§ Written exercise
Transcribe every entry word for word, leaving out all images.

§ Data supplied
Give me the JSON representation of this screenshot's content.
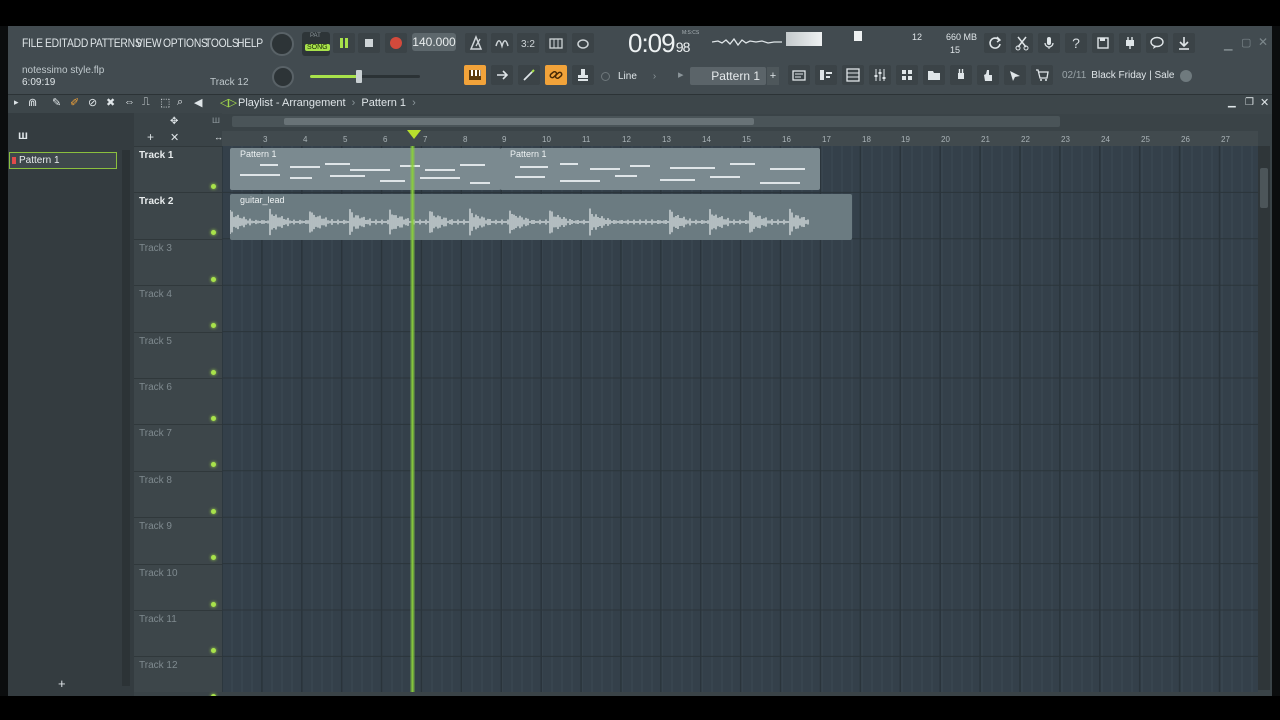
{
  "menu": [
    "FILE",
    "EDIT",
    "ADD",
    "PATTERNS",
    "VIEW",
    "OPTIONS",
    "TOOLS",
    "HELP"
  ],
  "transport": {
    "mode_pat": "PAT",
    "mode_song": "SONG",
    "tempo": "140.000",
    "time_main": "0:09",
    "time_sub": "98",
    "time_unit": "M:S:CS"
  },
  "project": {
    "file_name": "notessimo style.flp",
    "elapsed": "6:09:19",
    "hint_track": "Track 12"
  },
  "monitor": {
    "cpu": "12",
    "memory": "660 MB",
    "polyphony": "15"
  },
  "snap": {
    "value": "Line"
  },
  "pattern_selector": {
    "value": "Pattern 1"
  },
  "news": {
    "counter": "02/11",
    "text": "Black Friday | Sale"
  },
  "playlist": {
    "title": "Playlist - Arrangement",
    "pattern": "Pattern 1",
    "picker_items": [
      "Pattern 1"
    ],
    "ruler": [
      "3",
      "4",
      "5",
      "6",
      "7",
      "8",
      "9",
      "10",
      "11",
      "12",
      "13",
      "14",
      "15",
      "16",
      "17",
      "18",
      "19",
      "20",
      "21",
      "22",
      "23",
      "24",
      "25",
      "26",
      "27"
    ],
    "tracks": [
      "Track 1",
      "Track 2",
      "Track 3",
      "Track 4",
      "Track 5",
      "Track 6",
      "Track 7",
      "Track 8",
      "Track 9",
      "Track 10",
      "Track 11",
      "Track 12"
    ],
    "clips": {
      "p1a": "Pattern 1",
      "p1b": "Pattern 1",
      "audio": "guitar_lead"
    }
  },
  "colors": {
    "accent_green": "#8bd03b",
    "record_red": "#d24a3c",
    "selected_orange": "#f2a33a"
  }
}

§ The solution
Give me the JSON representation of this screenshot's content.
{
  "menu": [
    "FILE",
    "EDIT",
    "ADD",
    "PATTERNS",
    "VIEW",
    "OPTIONS",
    "TOOLS",
    "HELP"
  ],
  "transport": {
    "mode_pat": "PAT",
    "mode_song": "SONG",
    "tempo": "140.000",
    "time_main": "0:09",
    "time_sub": "98",
    "time_unit": "M:S:CS"
  },
  "project": {
    "file_name": "notessimo style.flp",
    "elapsed": "6:09:19",
    "hint_track": "Track 12"
  },
  "monitor": {
    "cpu": "12",
    "memory": "660 MB",
    "polyphony": "15"
  },
  "snap": {
    "value": "Line"
  },
  "pattern_selector": {
    "value": "Pattern 1"
  },
  "news": {
    "counter": "02/11",
    "text": "Black Friday | Sale"
  },
  "playlist": {
    "title": "Playlist - Arrangement",
    "pattern": "Pattern 1",
    "picker_items": [
      "Pattern 1"
    ],
    "ruler": [
      "3",
      "4",
      "5",
      "6",
      "7",
      "8",
      "9",
      "10",
      "11",
      "12",
      "13",
      "14",
      "15",
      "16",
      "17",
      "18",
      "19",
      "20",
      "21",
      "22",
      "23",
      "24",
      "25",
      "26",
      "27"
    ],
    "tracks": [
      "Track 1",
      "Track 2",
      "Track 3",
      "Track 4",
      "Track 5",
      "Track 6",
      "Track 7",
      "Track 8",
      "Track 9",
      "Track 10",
      "Track 11",
      "Track 12"
    ],
    "clips": {
      "p1a": "Pattern 1",
      "p1b": "Pattern 1",
      "audio": "guitar_lead"
    }
  },
  "colors": {
    "accent_green": "#8bd03b",
    "record_red": "#d24a3c",
    "selected_orange": "#f2a33a"
  }
}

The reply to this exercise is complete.